(Saved entries)

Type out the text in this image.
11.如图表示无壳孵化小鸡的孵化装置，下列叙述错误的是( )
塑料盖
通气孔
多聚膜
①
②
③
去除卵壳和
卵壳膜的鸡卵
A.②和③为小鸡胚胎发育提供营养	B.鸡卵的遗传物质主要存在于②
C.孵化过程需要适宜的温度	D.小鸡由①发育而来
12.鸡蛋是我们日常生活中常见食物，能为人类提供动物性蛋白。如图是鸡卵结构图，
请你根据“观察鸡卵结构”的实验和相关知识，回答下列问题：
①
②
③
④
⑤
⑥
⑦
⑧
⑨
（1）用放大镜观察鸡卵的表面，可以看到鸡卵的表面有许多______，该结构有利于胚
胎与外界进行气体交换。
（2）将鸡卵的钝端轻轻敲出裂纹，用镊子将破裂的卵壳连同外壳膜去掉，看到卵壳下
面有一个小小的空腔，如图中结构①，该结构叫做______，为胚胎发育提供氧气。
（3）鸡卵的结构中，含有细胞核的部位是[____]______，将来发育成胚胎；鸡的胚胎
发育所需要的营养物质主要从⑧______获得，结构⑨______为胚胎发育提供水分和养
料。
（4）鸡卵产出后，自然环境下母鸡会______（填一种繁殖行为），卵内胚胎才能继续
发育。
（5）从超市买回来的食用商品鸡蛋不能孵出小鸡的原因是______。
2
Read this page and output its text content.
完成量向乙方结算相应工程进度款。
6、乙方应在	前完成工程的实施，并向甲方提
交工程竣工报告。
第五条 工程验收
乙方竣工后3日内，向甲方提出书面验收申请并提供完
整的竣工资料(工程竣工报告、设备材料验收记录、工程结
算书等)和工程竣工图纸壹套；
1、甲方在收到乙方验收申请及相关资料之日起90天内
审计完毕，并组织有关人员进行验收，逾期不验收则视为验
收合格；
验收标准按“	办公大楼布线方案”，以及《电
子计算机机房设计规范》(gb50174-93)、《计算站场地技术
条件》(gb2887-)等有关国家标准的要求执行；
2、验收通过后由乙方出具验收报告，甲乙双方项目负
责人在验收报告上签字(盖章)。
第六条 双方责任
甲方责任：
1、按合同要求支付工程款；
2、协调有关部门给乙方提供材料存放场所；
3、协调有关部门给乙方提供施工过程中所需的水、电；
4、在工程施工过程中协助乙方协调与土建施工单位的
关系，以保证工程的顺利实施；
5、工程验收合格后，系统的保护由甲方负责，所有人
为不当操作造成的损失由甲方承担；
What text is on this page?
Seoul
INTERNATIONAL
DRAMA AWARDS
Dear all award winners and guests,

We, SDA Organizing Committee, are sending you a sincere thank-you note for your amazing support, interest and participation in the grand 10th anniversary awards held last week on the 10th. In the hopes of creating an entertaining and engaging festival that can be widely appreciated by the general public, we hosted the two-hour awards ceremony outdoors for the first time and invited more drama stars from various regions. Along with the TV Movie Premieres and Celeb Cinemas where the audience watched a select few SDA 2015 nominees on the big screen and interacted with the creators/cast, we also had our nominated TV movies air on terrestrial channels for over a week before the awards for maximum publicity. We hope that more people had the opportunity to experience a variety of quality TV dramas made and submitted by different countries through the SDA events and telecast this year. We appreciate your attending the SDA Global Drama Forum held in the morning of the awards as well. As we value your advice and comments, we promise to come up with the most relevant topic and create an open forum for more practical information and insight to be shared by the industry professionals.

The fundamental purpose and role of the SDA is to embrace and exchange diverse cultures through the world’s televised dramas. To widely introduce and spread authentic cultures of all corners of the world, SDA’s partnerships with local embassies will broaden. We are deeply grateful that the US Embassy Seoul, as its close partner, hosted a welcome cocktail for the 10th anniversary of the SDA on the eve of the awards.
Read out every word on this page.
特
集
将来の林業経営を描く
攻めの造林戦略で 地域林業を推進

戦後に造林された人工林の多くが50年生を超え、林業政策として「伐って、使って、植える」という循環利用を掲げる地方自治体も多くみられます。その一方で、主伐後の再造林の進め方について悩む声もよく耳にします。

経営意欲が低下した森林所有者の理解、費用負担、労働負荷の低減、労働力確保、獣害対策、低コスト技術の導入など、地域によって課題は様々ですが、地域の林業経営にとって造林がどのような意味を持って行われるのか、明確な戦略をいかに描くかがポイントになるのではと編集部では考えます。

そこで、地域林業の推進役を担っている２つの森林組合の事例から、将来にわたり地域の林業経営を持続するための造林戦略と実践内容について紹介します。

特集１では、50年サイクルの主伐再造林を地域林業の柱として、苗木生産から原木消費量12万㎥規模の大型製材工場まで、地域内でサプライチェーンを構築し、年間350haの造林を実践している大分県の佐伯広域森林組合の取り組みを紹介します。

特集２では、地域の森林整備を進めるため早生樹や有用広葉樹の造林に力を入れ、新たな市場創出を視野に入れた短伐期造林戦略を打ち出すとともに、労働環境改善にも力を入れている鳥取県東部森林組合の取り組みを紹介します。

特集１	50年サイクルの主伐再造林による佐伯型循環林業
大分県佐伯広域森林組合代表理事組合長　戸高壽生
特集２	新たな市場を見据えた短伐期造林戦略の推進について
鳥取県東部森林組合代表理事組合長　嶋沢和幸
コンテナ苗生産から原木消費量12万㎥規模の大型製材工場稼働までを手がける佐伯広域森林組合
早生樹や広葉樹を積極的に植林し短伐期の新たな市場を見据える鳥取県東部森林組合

◆ **Task brief**
From the entries above, pull out each line that includes "Seoul".

◆ **Answer to this exercise**
Seoul
The fundamental purpose and role of the SDA is to embrace and exchange diverse cultures through the world’s televised dramas. To widely introduce and spread authentic cultures of all corners of the world, SDA’s partnerships with local embassies will broaden. We are deeply grateful that the US Embassy Seoul, as its close partner, hosted a welcome cocktail for the 10th anniversary of the SDA on the eve of the awards.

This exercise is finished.